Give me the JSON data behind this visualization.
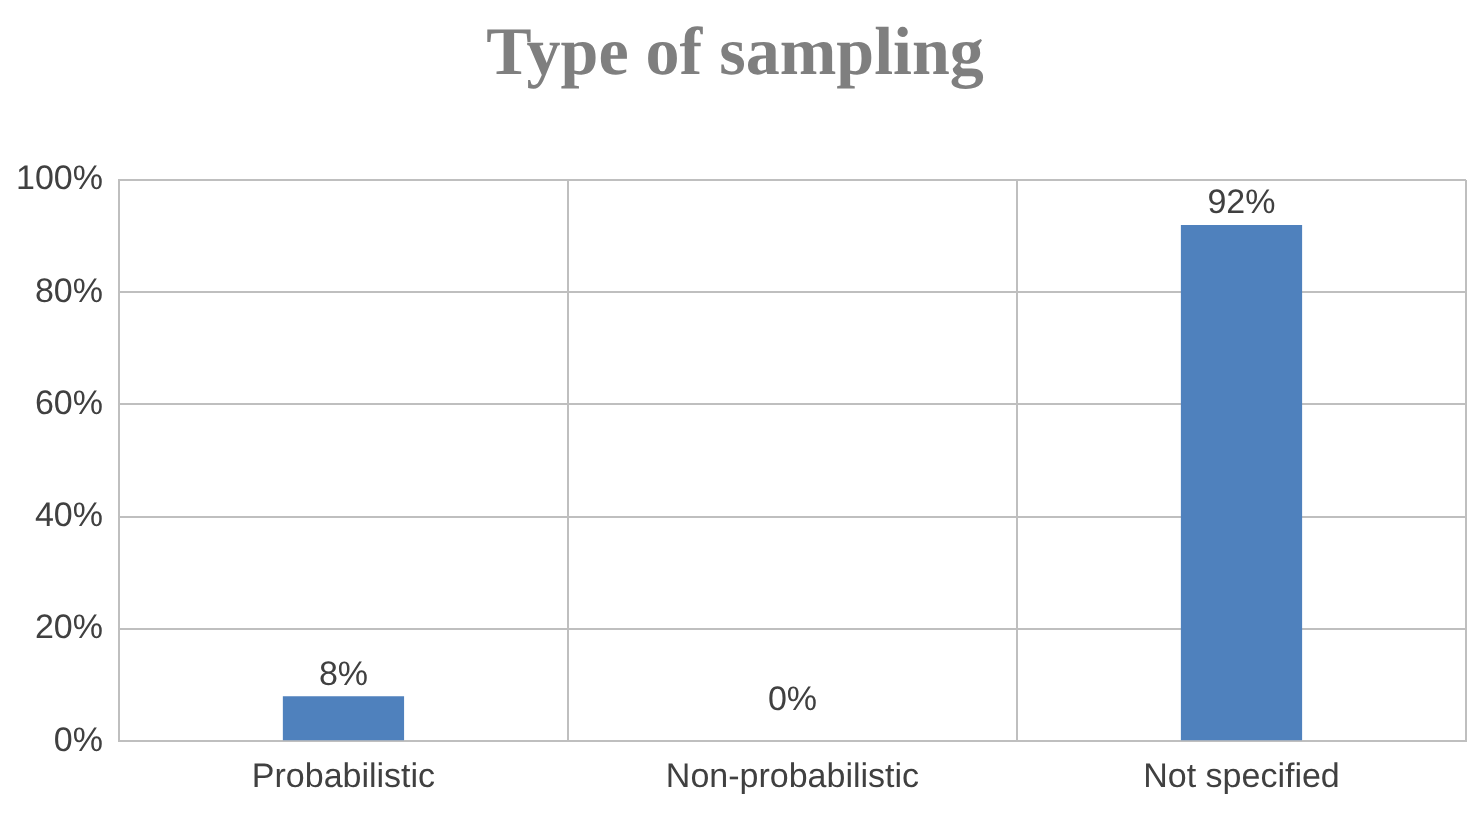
{
  "chart_data": {
    "type": "bar",
    "title": "Type of sampling",
    "categories": [
      "Probabilistic",
      "Non-probabilistic",
      "Not specified"
    ],
    "values": [
      8,
      0,
      92
    ],
    "color": "#4f81bd",
    "value_labels": [
      "8%",
      "0%",
      "92%"
    ],
    "ylim": [
      0,
      100
    ],
    "yticks": [
      {
        "value": 0,
        "label": "0%"
      },
      {
        "value": 20,
        "label": "20%"
      },
      {
        "value": 40,
        "label": "40%"
      },
      {
        "value": 60,
        "label": "60%"
      },
      {
        "value": 80,
        "label": "80%"
      },
      {
        "value": 100,
        "label": "100%"
      }
    ],
    "grid": true,
    "legend": false
  }
}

Written exercise
Reproduce the data word for word, excluding its pictures.

Solution to the exercise
Give me the JSON data behind this visualization.
{
  "chart_data": {
    "type": "bar",
    "title": "Type of sampling",
    "categories": [
      "Probabilistic",
      "Non-probabilistic",
      "Not specified"
    ],
    "values": [
      8,
      0,
      92
    ],
    "color": "#4f81bd",
    "value_labels": [
      "8%",
      "0%",
      "92%"
    ],
    "ylim": [
      0,
      100
    ],
    "yticks": [
      {
        "value": 0,
        "label": "0%"
      },
      {
        "value": 20,
        "label": "20%"
      },
      {
        "value": 40,
        "label": "40%"
      },
      {
        "value": 60,
        "label": "60%"
      },
      {
        "value": 80,
        "label": "80%"
      },
      {
        "value": 100,
        "label": "100%"
      }
    ],
    "grid": true,
    "legend": false
  }
}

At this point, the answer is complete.